Stored records
■ ■ ■ ■
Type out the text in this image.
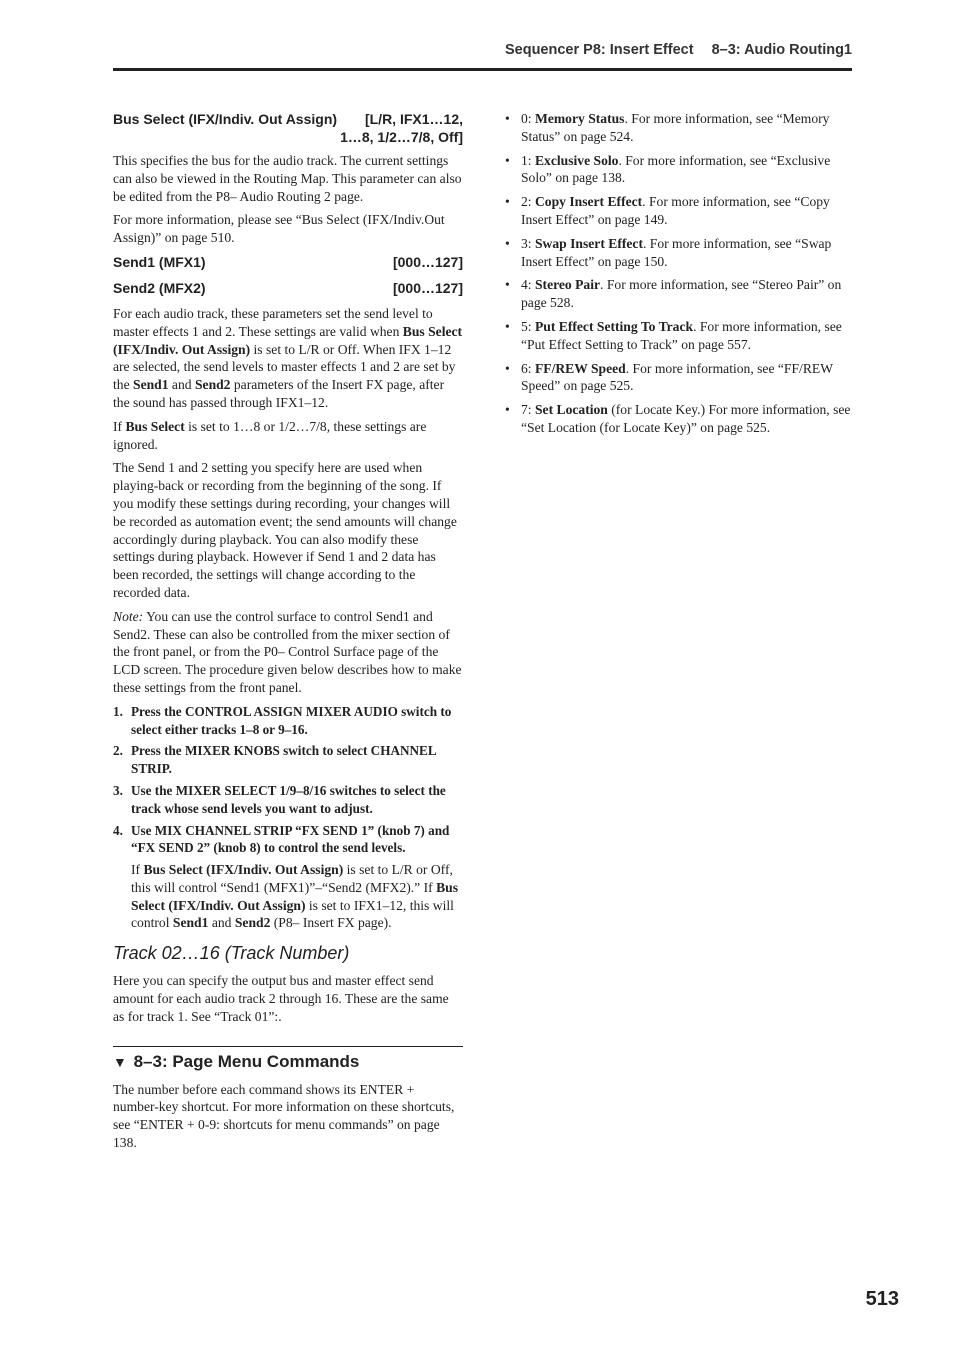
Sequencer P8: Insert Effect 8–3: Audio Routing1
Bus Select (IFX/Indiv. Out Assign) [L/R, IFX1…12,
1…8, 1/2…7/8, Off]

This specifies the bus for the audio track. The current settings can also be viewed in the Routing Map. This parameter can also be edited from the P8– Audio Routing 2 page.

For more information, please see “Bus Select (IFX/Indiv.Out Assign)” on page 510.

Send1 (MFX1)	[000…127]
Send2 (MFX2)	[000…127]

For each audio track, these parameters set the send level to master effects 1 and 2. These settings are valid when Bus Select (IFX/Indiv. Out Assign) is set to L/R or Off. When IFX 1–12 are selected, the send levels to master effects 1 and 2 are set by the Send1 and Send2 parameters of the Insert FX page, after the sound has passed through IFX1–12.

If Bus Select is set to 1…8 or 1/2…7/8, these settings are ignored.

The Send 1 and 2 setting you specify here are used when playing-back or recording from the beginning of the song. If you modify these settings during recording, your changes will be recorded as automation event; the send amounts will change accordingly during playback. You can also modify these settings during playback. However if Send 1 and 2 data has been recorded, the settings will change according to the recorded data.

Note: You can use the control surface to control Send1 and Send2. These can also be controlled from the mixer section of the front panel, or from the P0– Control Surface page of the LCD screen. The procedure given below describes how to make these settings from the front panel.

1. Press the CONTROL ASSIGN MIXER AUDIO switch to select either tracks 1–8 or 9–16.
2. Press the MIXER KNOBS switch to select CHANNEL STRIP.
3. Use the MIXER SELECT 1/9–8/16 switches to select the track whose send levels you want to adjust.
4. Use MIX CHANNEL STRIP “FX SEND 1” (knob 7) and “FX SEND 2” (knob 8) to control the send levels.

If Bus Select (IFX/Indiv. Out Assign) is set to L/R or Off, this will control “Send1 (MFX1)”–“Send2 (MFX2).” If Bus Select (IFX/Indiv. Out Assign) is set to IFX1–12, this will control Send1 and Send2 (P8– Insert FX page).

Track 02…16 (Track Number)

Here you can specify the output bus and master effect send amount for each audio track 2 through 16. These are the same as for track 1. See “Track 01”:.

▼ 8–3: Page Menu Commands

The number before each command shows its ENTER + number-key shortcut. For more information on these shortcuts, see “ENTER + 0-9: shortcuts for menu commands” on page 138.

• 0: Memory Status. For more information, see “Memory Status” on page 524.
• 1: Exclusive Solo. For more information, see “Exclusive Solo” on page 138.
• 2: Copy Insert Effect. For more information, see “Copy Insert Effect” on page 149.
• 3: Swap Insert Effect. For more information, see “Swap Insert Effect” on page 150.
• 4: Stereo Pair. For more information, see “Stereo Pair” on page 528.
• 5: Put Effect Setting To Track. For more information, see “Put Effect Setting to Track” on page 557.
• 6: FF/REW Speed. For more information, see “FF/REW Speed” on page 525.
• 7: Set Location (for Locate Key.) For more information, see “Set Location (for Locate Key)” on page 525.
513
■ ■ ■ ■
**The exercise**
Set down every entry word for word, but omit the pictures.

**Answer for the task**
Type out the text in this image.
Sequencer P8: Insert Effect 8–3: Audio Routing1
Bus Select (IFX/Indiv. Out Assign) [L/R, IFX1…12,
1…8, 1/2…7/8, Off]

This specifies the bus for the audio track. The current settings can also be viewed in the Routing Map. This parameter can also be edited from the P8– Audio Routing 2 page.

For more information, please see “Bus Select (IFX/Indiv.Out Assign)” on page 510.

Send1 (MFX1)	[000…127]
Send2 (MFX2)	[000…127]

For each audio track, these parameters set the send level to master effects 1 and 2. These settings are valid when Bus Select (IFX/Indiv. Out Assign) is set to L/R or Off. When IFX 1–12 are selected, the send levels to master effects 1 and 2 are set by the Send1 and Send2 parameters of the Insert FX page, after the sound has passed through IFX1–12.

If Bus Select is set to 1…8 or 1/2…7/8, these settings are ignored.

The Send 1 and 2 setting you specify here are used when playing-back or recording from the beginning of the song. If you modify these settings during recording, your changes will be recorded as automation event; the send amounts will change accordingly during playback. You can also modify these settings during playback. However if Send 1 and 2 data has been recorded, the settings will change according to the recorded data.

Note: You can use the control surface to control Send1 and Send2. These can also be controlled from the mixer section of the front panel, or from the P0– Control Surface page of the LCD screen. The procedure given below describes how to make these settings from the front panel.

1. Press the CONTROL ASSIGN MIXER AUDIO switch to select either tracks 1–8 or 9–16.
2. Press the MIXER KNOBS switch to select CHANNEL STRIP.
3. Use the MIXER SELECT 1/9–8/16 switches to select the track whose send levels you want to adjust.
4. Use MIX CHANNEL STRIP “FX SEND 1” (knob 7) and “FX SEND 2” (knob 8) to control the send levels.

If Bus Select (IFX/Indiv. Out Assign) is set to L/R or Off, this will control “Send1 (MFX1)”–“Send2 (MFX2).” If Bus Select (IFX/Indiv. Out Assign) is set to IFX1–12, this will control Send1 and Send2 (P8– Insert FX page).

Track 02…16 (Track Number)

Here you can specify the output bus and master effect send amount for each audio track 2 through 16. These are the same as for track 1. See “Track 01”:.

▼ 8–3: Page Menu Commands

The number before each command shows its ENTER + number-key shortcut. For more information on these shortcuts, see “ENTER + 0-9: shortcuts for menu commands” on page 138.

• 0: Memory Status. For more information, see “Memory Status” on page 524.
• 1: Exclusive Solo. For more information, see “Exclusive Solo” on page 138.
• 2: Copy Insert Effect. For more information, see “Copy Insert Effect” on page 149.
• 3: Swap Insert Effect. For more information, see “Swap Insert Effect” on page 150.
• 4: Stereo Pair. For more information, see “Stereo Pair” on page 528.
• 5: Put Effect Setting To Track. For more information, see “Put Effect Setting to Track” on page 557.
• 6: FF/REW Speed. For more information, see “FF/REW Speed” on page 525.
• 7: Set Location (for Locate Key.) For more information, see “Set Location (for Locate Key)” on page 525.
513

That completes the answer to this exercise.